*Exercise objective*:
Write out all of the lines below, exactly and completely.
+--
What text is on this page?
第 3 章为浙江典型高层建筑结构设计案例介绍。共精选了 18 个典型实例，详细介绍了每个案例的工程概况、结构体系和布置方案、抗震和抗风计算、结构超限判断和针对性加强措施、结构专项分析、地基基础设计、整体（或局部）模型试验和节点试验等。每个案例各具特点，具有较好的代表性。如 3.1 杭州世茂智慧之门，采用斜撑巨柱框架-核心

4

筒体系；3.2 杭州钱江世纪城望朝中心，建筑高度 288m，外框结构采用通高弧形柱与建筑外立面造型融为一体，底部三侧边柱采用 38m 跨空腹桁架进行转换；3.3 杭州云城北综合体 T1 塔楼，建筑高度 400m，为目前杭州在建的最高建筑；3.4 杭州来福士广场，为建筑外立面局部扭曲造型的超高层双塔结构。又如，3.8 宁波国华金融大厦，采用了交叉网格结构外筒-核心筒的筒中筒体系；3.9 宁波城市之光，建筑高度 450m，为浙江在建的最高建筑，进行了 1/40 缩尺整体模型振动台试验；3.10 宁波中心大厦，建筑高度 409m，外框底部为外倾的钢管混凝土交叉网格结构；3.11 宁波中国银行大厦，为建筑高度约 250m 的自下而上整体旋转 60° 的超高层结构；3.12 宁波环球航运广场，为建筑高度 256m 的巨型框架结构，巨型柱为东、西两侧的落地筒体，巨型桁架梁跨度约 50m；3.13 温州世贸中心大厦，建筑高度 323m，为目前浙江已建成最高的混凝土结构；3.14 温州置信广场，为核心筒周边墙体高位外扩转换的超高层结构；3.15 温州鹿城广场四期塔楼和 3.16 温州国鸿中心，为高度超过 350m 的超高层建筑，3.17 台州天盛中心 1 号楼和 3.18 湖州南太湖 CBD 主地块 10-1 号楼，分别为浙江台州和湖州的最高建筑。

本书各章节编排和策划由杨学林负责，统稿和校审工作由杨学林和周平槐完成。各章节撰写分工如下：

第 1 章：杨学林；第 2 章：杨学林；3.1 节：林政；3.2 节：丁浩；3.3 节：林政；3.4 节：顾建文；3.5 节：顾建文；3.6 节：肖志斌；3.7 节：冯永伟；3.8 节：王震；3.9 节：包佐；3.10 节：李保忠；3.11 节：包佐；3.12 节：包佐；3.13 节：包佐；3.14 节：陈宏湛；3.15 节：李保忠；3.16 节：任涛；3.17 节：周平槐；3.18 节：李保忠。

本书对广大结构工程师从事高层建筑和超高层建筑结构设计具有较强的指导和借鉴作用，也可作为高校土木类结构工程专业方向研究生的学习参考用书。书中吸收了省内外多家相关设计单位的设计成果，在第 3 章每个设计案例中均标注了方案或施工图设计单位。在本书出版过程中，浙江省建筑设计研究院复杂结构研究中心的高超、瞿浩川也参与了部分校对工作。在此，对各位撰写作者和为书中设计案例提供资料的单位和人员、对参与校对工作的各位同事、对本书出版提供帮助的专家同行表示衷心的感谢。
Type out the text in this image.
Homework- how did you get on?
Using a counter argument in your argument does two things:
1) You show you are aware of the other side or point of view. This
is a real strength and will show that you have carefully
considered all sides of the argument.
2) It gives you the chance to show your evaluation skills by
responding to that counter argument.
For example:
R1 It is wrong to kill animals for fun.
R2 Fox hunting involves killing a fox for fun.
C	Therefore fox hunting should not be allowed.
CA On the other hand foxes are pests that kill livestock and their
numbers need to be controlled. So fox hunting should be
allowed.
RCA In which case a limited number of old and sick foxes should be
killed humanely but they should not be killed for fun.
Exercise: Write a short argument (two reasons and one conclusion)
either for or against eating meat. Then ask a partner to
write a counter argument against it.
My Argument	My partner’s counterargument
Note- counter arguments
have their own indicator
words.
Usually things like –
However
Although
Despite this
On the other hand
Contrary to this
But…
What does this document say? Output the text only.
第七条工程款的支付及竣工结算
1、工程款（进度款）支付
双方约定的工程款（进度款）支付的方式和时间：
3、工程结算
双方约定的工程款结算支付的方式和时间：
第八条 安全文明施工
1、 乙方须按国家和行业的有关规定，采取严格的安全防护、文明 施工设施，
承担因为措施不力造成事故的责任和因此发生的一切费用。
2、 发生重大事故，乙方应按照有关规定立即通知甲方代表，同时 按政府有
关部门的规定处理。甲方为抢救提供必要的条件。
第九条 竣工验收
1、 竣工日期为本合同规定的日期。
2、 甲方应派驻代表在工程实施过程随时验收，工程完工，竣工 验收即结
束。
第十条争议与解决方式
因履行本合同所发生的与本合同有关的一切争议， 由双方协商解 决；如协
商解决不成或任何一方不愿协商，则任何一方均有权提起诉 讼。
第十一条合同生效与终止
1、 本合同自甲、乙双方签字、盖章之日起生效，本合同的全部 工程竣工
+--
*Worked answer*:
What text is on this page?
第 3 章为浙江典型高层建筑结构设计案例介绍。共精选了 18 个典型实例，详细介绍了每个案例的工程概况、结构体系和布置方案、抗震和抗风计算、结构超限判断和针对性加强措施、结构专项分析、地基基础设计、整体（或局部）模型试验和节点试验等。每个案例各具特点，具有较好的代表性。如 3.1 杭州世茂智慧之门，采用斜撑巨柱框架-核心

4

筒体系；3.2 杭州钱江世纪城望朝中心，建筑高度 288m，外框结构采用通高弧形柱与建筑外立面造型融为一体，底部三侧边柱采用 38m 跨空腹桁架进行转换；3.3 杭州云城北综合体 T1 塔楼，建筑高度 400m，为目前杭州在建的最高建筑；3.4 杭州来福士广场，为建筑外立面局部扭曲造型的超高层双塔结构。又如，3.8 宁波国华金融大厦，采用了交叉网格结构外筒-核心筒的筒中筒体系；3.9 宁波城市之光，建筑高度 450m，为浙江在建的最高建筑，进行了 1/40 缩尺整体模型振动台试验；3.10 宁波中心大厦，建筑高度 409m，外框底部为外倾的钢管混凝土交叉网格结构；3.11 宁波中国银行大厦，为建筑高度约 250m 的自下而上整体旋转 60° 的超高层结构；3.12 宁波环球航运广场，为建筑高度 256m 的巨型框架结构，巨型柱为东、西两侧的落地筒体，巨型桁架梁跨度约 50m；3.13 温州世贸中心大厦，建筑高度 323m，为目前浙江已建成最高的混凝土结构；3.14 温州置信广场，为核心筒周边墙体高位外扩转换的超高层结构；3.15 温州鹿城广场四期塔楼和 3.16 温州国鸿中心，为高度超过 350m 的超高层建筑，3.17 台州天盛中心 1 号楼和 3.18 湖州南太湖 CBD 主地块 10-1 号楼，分别为浙江台州和湖州的最高建筑。

本书各章节编排和策划由杨学林负责，统稿和校审工作由杨学林和周平槐完成。各章节撰写分工如下：

第 1 章：杨学林；第 2 章：杨学林；3.1 节：林政；3.2 节：丁浩；3.3 节：林政；3.4 节：顾建文；3.5 节：顾建文；3.6 节：肖志斌；3.7 节：冯永伟；3.8 节：王震；3.9 节：包佐；3.10 节：李保忠；3.11 节：包佐；3.12 节：包佐；3.13 节：包佐；3.14 节：陈宏湛；3.15 节：李保忠；3.16 节：任涛；3.17 节：周平槐；3.18 节：李保忠。

本书对广大结构工程师从事高层建筑和超高层建筑结构设计具有较强的指导和借鉴作用，也可作为高校土木类结构工程专业方向研究生的学习参考用书。书中吸收了省内外多家相关设计单位的设计成果，在第 3 章每个设计案例中均标注了方案或施工图设计单位。在本书出版过程中，浙江省建筑设计研究院复杂结构研究中心的高超、瞿浩川也参与了部分校对工作。在此，对各位撰写作者和为书中设计案例提供资料的单位和人员、对参与校对工作的各位同事、对本书出版提供帮助的专家同行表示衷心的感谢。
Type out the text in this image.
Homework- how did you get on?
Using a counter argument in your argument does two things:
1) You show you are aware of the other side or point of view. This
is a real strength and will show that you have carefully
considered all sides of the argument.
2) It gives you the chance to show your evaluation skills by
responding to that counter argument.
For example:
R1 It is wrong to kill animals for fun.
R2 Fox hunting involves killing a fox for fun.
C	Therefore fox hunting should not be allowed.
CA On the other hand foxes are pests that kill livestock and their
numbers need to be controlled. So fox hunting should be
allowed.
RCA In which case a limited number of old and sick foxes should be
killed humanely but they should not be killed for fun.
Exercise: Write a short argument (two reasons and one conclusion)
either for or against eating meat. Then ask a partner to
write a counter argument against it.
My Argument	My partner’s counterargument
Note- counter arguments
have their own indicator
words.
Usually things like –
However
Although
Despite this
On the other hand
Contrary to this
But…
What does this document say? Output the text only.
第七条工程款的支付及竣工结算
1、工程款（进度款）支付
双方约定的工程款（进度款）支付的方式和时间：
3、工程结算
双方约定的工程款结算支付的方式和时间：
第八条 安全文明施工
1、 乙方须按国家和行业的有关规定，采取严格的安全防护、文明 施工设施，
承担因为措施不力造成事故的责任和因此发生的一切费用。
2、 发生重大事故，乙方应按照有关规定立即通知甲方代表，同时 按政府有
关部门的规定处理。甲方为抢救提供必要的条件。
第九条 竣工验收
1、 竣工日期为本合同规定的日期。
2、 甲方应派驻代表在工程实施过程随时验收，工程完工，竣工 验收即结
束。
第十条争议与解决方式
因履行本合同所发生的与本合同有关的一切争议， 由双方协商解 决；如协
商解决不成或任何一方不愿协商，则任何一方均有权提起诉 讼。
第十一条合同生效与终止
1、 本合同自甲、乙双方签字、盖章之日起生效，本合同的全部 工程竣工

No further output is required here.